■ Document passage:
Segment Open

Cary v. Alford

203 S.W.3d 837 (2006)

Robert W. CARY, M.D., Petitioner,
v.
Mitch ALFORD, Respondent.

No. 05-1018.

Supreme Court of Texas.

September 22, 2006.

Wayne Clawater, Stephen R. Bailey, Allison Standish Miller, Cruse, Scott, Henderson & Allen, L.L.P., Houston, for Petitioner.

Steven B. Thorpe, Carla S. Hatcher, Thorpe, Hatcher & Washington, L.L.P., Dallas, for Respondent.

PER CURIAM.

The issue in this combined bill-of-review and medical-malpractice appeal is whether the defendant's affidavit was sufficient to establish that his failure to answer was an accident rather than conscious indifference. The trial court held that it was, set aside a default judgment for $1,951,188.00, and granted a new trial. Two years later, the trial court granted summary judgment for the defendant.

The Twelfth Court of Appeals reversed, holding that the defendant's bill-of-review affidavit was conclusory. ___ S.W.3d ___, 2005 WL 2665442. We recently clarified the standard of review when service papers are lost. See Fidelity and Guar. Ins. Co. v. Drewery Constr. Co., 186 S.W.3d 571, 575-76 (Tex.2006) (per curiam).

Accordingly, without hearing oral argument, we grant the petition for review without reference to the merits, vacate the court of appeals' judgment, and remand this case to that court to reconsider this issue in light of our recent decision. See TEX.R.APP. P. 59.1, 60.2(f).

Segment Closed

Records from a data source:
Segment Open

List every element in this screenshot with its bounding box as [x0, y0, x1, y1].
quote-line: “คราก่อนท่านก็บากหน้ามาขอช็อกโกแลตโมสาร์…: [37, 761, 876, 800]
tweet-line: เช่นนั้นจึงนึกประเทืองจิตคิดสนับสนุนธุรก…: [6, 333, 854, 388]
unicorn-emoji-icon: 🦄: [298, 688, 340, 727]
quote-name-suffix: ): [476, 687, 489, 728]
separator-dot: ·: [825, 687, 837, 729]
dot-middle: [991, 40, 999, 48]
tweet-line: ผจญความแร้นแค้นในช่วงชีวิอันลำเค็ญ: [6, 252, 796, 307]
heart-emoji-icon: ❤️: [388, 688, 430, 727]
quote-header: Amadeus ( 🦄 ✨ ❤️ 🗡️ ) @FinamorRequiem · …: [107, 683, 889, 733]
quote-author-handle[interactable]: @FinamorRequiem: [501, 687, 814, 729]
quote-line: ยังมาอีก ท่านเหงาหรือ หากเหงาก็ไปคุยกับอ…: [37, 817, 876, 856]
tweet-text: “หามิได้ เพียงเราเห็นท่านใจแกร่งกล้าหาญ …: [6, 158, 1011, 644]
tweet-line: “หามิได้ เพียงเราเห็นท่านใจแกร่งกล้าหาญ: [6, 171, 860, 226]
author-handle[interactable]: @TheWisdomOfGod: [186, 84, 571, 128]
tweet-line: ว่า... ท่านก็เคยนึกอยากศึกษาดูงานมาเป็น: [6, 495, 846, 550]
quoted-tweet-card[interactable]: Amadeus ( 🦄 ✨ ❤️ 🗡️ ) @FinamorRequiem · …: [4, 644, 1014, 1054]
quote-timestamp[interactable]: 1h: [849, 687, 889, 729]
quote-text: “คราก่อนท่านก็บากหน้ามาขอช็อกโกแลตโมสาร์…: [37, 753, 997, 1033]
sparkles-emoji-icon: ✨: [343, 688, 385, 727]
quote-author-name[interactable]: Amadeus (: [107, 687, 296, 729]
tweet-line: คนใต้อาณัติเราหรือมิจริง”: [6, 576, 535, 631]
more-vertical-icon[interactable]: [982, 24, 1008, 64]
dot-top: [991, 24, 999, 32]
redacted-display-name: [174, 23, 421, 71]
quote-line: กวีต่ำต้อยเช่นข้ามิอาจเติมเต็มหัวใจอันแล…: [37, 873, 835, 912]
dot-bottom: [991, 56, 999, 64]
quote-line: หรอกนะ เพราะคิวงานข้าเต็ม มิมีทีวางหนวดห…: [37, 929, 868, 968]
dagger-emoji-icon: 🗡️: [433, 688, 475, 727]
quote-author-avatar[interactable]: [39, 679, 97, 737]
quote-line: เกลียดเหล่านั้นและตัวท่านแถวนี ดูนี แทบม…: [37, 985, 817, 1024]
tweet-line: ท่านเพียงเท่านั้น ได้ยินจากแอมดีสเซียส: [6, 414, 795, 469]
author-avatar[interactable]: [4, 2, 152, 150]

Segment Closed

■ Goal of the exercise:
Extract the passage of the Cary v. Alford opinion starting at "Supreme Court of" and ending at "PER CURIAM.", copied word for word. The items above were drawn from a separate source.

■ Exercise answer:
Supreme Court of Texas.

September 22, 2006.

Wayne Clawater, Stephen R. Bailey, Allison Standish Miller, Cruse, Scott, Henderson & Allen, L.L.P., Houston, for Petitioner.

Steven B. Thorpe, Carla S. Hatcher, Thorpe, Hatcher & Washington, L.L.P., Dallas, for Respondent.

PER CURIAM.